Objective.
Restate the entries below verbatim.

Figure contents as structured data
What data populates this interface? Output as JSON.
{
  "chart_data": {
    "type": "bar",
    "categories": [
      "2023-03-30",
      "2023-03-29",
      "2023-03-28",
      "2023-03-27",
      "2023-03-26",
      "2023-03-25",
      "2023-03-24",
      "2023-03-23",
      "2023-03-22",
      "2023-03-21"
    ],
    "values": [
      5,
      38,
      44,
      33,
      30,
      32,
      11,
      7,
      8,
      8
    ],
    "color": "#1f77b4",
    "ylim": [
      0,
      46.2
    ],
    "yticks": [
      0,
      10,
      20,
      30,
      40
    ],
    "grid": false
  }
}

Solution to this problem.
What data populates this interface? Output as JSON.
{
  "chart_data": {
    "type": "bar",
    "categories": [
      "2023-03-30",
      "2023-03-29",
      "2023-03-28",
      "2023-03-27",
      "2023-03-26",
      "2023-03-25",
      "2023-03-24",
      "2023-03-23",
      "2023-03-22",
      "2023-03-21"
    ],
    "values": [
      5,
      38,
      44,
      33,
      30,
      32,
      11,
      7,
      8,
      8
    ],
    "color": "#1f77b4",
    "ylim": [
      0,
      46.2
    ],
    "yticks": [
      0,
      10,
      20,
      30,
      40
    ],
    "grid": false
  }
}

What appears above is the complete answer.